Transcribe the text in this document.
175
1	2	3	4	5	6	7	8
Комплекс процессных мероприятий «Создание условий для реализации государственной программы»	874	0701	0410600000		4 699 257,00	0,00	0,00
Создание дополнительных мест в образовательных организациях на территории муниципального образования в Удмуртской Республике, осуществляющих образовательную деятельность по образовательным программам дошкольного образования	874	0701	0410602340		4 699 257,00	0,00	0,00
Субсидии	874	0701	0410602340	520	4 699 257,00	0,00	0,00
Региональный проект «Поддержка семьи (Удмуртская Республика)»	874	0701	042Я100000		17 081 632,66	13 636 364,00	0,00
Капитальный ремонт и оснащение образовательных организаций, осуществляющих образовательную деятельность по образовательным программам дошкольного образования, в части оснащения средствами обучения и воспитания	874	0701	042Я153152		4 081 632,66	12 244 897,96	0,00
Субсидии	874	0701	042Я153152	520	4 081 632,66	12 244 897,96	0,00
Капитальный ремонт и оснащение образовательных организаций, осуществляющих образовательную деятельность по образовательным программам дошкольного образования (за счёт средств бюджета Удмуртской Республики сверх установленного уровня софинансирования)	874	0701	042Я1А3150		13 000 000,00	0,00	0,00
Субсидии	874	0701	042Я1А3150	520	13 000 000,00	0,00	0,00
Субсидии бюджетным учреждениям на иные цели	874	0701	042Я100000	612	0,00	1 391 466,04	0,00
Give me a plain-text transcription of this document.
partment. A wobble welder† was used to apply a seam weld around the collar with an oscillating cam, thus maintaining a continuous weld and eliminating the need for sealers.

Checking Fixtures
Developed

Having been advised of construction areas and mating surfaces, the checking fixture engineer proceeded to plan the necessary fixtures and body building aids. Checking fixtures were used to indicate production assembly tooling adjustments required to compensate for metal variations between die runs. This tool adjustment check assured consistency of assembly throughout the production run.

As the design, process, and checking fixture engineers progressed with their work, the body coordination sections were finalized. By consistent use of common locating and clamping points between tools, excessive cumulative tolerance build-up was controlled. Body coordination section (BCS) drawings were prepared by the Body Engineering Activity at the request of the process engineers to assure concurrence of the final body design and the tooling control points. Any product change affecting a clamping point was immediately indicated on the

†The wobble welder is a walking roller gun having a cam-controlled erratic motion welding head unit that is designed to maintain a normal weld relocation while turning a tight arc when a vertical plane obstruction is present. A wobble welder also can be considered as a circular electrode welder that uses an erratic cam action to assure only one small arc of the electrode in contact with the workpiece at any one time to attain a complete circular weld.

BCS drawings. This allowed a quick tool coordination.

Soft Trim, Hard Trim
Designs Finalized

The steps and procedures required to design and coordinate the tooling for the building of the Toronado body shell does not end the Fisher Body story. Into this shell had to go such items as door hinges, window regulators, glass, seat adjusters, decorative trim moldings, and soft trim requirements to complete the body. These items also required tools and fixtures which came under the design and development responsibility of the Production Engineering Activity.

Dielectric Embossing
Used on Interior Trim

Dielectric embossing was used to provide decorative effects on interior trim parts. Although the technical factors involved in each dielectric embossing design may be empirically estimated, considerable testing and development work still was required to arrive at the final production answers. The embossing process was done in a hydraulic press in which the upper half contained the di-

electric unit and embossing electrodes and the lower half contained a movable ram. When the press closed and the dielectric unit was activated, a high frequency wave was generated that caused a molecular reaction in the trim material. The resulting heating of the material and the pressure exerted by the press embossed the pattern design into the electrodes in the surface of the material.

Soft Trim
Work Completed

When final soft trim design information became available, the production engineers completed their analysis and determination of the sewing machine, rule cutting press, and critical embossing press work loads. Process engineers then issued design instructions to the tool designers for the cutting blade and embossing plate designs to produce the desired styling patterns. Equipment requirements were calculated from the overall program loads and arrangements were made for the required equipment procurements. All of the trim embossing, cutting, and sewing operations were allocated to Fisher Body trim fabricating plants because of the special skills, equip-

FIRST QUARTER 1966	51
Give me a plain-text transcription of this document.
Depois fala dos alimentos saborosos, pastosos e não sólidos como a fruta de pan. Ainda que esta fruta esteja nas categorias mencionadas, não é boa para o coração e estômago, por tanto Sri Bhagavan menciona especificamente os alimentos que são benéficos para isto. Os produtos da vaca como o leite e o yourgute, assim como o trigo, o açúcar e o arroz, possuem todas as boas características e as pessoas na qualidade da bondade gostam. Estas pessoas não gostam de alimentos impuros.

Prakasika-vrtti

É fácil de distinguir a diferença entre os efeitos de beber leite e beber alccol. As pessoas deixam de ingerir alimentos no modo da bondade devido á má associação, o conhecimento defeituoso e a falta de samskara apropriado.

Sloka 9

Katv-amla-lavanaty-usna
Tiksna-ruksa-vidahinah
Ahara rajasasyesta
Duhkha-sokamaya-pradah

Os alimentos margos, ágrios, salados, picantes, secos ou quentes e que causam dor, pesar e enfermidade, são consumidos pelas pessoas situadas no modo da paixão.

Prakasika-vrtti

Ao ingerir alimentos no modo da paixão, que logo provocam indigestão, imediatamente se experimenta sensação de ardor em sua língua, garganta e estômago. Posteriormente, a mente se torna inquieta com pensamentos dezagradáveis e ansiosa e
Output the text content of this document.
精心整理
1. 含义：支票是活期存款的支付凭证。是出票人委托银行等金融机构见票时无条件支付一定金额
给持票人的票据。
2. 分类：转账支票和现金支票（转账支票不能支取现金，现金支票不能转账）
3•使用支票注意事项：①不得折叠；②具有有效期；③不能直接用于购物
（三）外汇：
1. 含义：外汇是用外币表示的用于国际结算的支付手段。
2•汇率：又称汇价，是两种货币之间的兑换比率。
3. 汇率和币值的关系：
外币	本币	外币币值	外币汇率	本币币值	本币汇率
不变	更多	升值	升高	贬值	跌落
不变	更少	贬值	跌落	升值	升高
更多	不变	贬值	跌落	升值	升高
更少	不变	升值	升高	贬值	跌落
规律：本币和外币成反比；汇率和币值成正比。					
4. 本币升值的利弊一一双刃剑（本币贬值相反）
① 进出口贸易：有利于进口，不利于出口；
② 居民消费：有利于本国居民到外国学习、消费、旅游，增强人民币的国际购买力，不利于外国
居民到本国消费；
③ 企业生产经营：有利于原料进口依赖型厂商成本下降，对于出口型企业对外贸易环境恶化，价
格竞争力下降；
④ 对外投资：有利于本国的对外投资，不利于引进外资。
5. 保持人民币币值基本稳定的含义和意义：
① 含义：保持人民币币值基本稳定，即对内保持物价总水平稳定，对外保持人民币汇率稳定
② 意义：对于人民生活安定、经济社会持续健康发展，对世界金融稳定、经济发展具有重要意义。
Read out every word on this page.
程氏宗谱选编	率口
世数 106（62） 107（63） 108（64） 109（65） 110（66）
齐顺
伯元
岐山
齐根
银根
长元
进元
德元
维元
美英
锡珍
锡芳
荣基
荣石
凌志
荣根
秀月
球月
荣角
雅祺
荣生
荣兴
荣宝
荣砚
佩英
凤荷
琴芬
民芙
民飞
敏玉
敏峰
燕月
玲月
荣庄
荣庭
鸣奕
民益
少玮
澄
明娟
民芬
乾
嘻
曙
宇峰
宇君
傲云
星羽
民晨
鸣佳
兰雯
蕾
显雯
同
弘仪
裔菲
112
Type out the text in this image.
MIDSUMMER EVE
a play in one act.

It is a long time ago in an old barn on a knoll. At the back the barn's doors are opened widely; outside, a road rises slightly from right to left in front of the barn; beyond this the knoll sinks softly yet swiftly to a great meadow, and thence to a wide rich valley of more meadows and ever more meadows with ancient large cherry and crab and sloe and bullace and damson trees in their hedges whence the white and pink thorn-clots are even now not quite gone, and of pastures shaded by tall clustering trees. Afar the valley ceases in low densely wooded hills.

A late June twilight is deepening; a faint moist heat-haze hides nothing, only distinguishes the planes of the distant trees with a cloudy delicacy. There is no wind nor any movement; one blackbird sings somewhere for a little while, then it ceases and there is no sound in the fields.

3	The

> Given instruction
The line containing "Type out the text in this image." and every line after it, through the end of the records, should be repeated exactly and alone.

> Worked answer
Type out the text in this image.
MIDSUMMER EVE
a play in one act.

It is a long time ago in an old barn on a knoll. At the back the barn's doors are opened widely; outside, a road rises slightly from right to left in front of the barn; beyond this the knoll sinks softly yet swiftly to a great meadow, and thence to a wide rich valley of more meadows and ever more meadows with ancient large cherry and crab and sloe and bullace and damson trees in their hedges whence the white and pink thorn-clots are even now not quite gone, and of pastures shaded by tall clustering trees. Afar the valley ceases in low densely wooded hills.

A late June twilight is deepening; a faint moist heat-haze hides nothing, only distinguishes the planes of the distant trees with a cloudy delicacy. There is no wind nor any movement; one blackbird sings somewhere for a little while, then it ceases and there is no sound in the fields.

3	The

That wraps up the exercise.